*** INFORMATION PROVIDED ***
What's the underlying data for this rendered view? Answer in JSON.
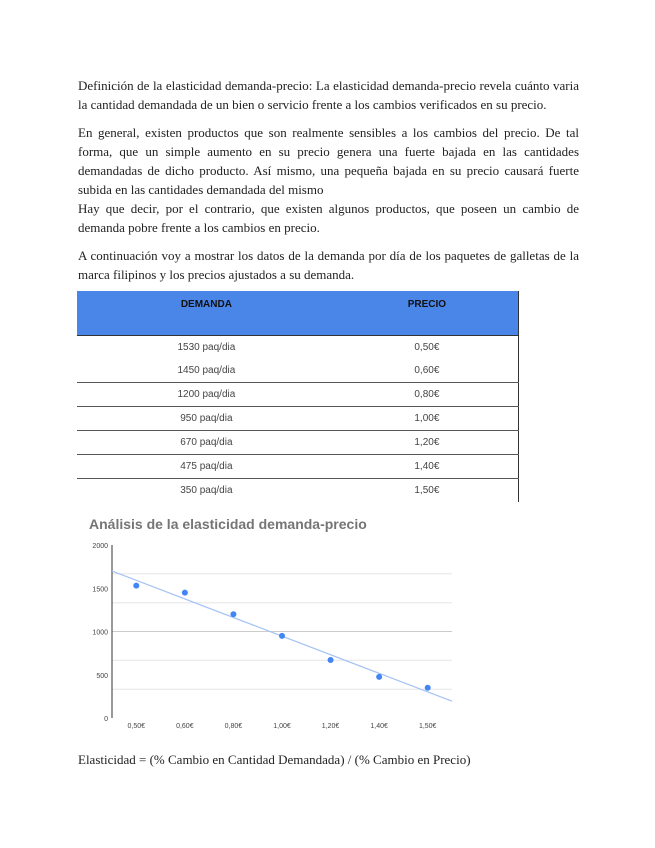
{
  "paragraphs": [
    "Definición de la elasticidad demanda-precio: La elasticidad demanda-precio revela cuánto varia la cantidad demandada de un bien o servicio frente a los cambios verificados en su precio.",
    "En general, existen productos que son realmente sensibles a los cambios del precio. De tal forma, que un simple aumento en su precio genera una fuerte bajada en las cantidades demandadas de dicho producto. Así mismo, una pequeña bajada en su precio causará fuerte subida en las cantidades demandada del mismo",
    "Hay que decir, por el contrario, que existen algunos productos, que poseen un cambio de demanda pobre frente a los cambios en precio.",
    "A continuación voy a mostrar los datos de la demanda por día de los paquetes de galletas de la marca filipinos y los precios ajustados a su demanda."
  ],
  "table": {
    "headers": [
      "DEMANDA",
      "PRECIO"
    ],
    "header_color": "#4a86e8",
    "rows": [
      [
        "1530 paq/dia",
        "0,50€"
      ],
      [
        "1450 paq/dia",
        "0,60€"
      ],
      [
        "1200 paq/dia",
        "0,80€"
      ],
      [
        "950 paq/dia",
        "1,00€"
      ],
      [
        "670 paq/dia",
        "1,20€"
      ],
      [
        "475 paq/dia",
        "1,40€"
      ],
      [
        "350 paq/dia",
        "1,50€"
      ]
    ]
  },
  "chart_data": {
    "type": "scatter",
    "title": "Análisis de la elasticidad demanda-precio",
    "categories": [
      "0,50€",
      "0,60€",
      "0,80€",
      "1,00€",
      "1,20€",
      "1,40€",
      "1,50€"
    ],
    "values": [
      1530,
      1450,
      1200,
      950,
      670,
      475,
      350
    ],
    "yticks": [
      "0",
      "500",
      "1000",
      "1500",
      "2000"
    ],
    "ylim": [
      0,
      2000
    ],
    "trendline": "linear",
    "grid": true,
    "point_color": "#4285f4",
    "trendline_color": "#a4c2f4"
  },
  "formula": "Elasticidad = (% Cambio en Cantidad Demandada) / (% Cambio en Precio)"
}
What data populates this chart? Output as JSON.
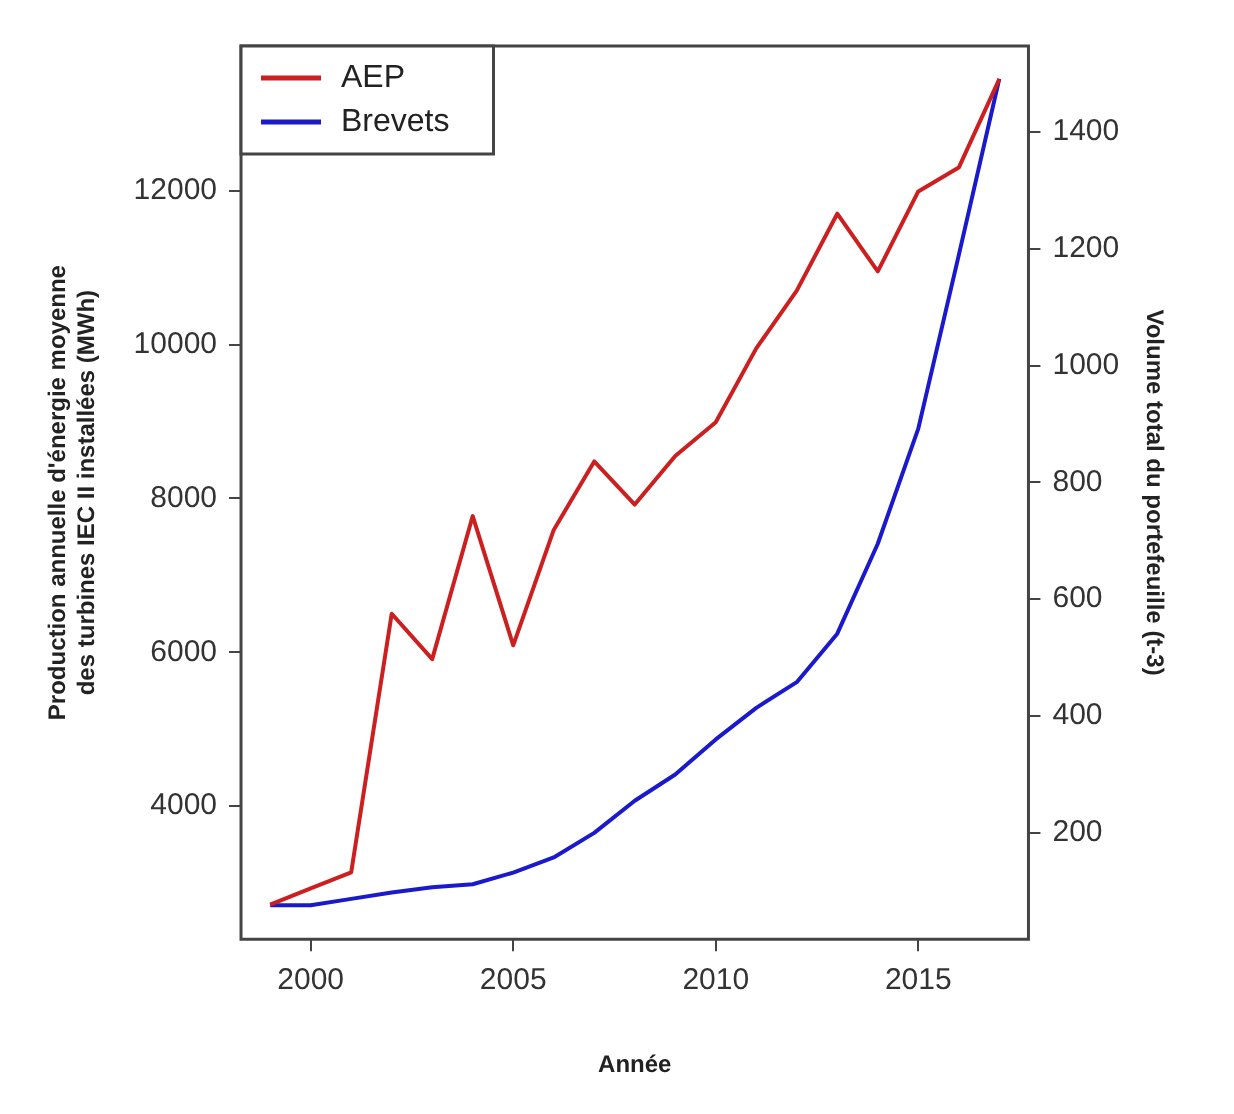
{
  "chart_data": {
    "type": "line",
    "xlabel": "Année",
    "ylabel": "Production annuelle d'énergie moyenne\ndes turbines IEC II installées (MWh)",
    "y2label": "Volume total du portefeuille (t-3)",
    "x": [
      1999,
      2000,
      2001,
      2002,
      2003,
      2004,
      2005,
      2006,
      2007,
      2008,
      2009,
      2010,
      2011,
      2012,
      2013,
      2014,
      2015,
      2016,
      2017
    ],
    "series": [
      {
        "name": "AEP",
        "color": "#cc1f1f",
        "values": [
          2720,
          2930,
          3140,
          6500,
          5910,
          7770,
          6090,
          7590,
          8480,
          7920,
          8550,
          8990,
          9950,
          10700,
          11700,
          10950,
          11990,
          12300,
          13450
        ]
      },
      {
        "name": "Brevets",
        "color": "#1a1acc",
        "axis": "y2",
        "values": [
          76,
          76,
          87,
          98,
          107,
          112,
          132,
          158,
          200,
          255,
          300,
          360,
          414,
          458,
          541,
          695,
          892,
          1189,
          1491
        ]
      }
    ],
    "xlim": [
      1998.28,
      2017.72
    ],
    "xticks": [
      2000,
      2005,
      2010,
      2015
    ],
    "ylim": [
      2270,
      13880
    ],
    "yticks": [
      4000,
      6000,
      8000,
      10000,
      12000
    ],
    "y2lim": [
      18,
      1547
    ],
    "y2ticks": [
      200,
      400,
      600,
      800,
      1000,
      1200,
      1400
    ],
    "legend": "top left",
    "marker": "none",
    "line_style": "solid"
  }
}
***
TASK REQUIREMENTS:
Considering only the records above, state the number of lines that include the word "frente", with nothing added.

OUTPUT:
2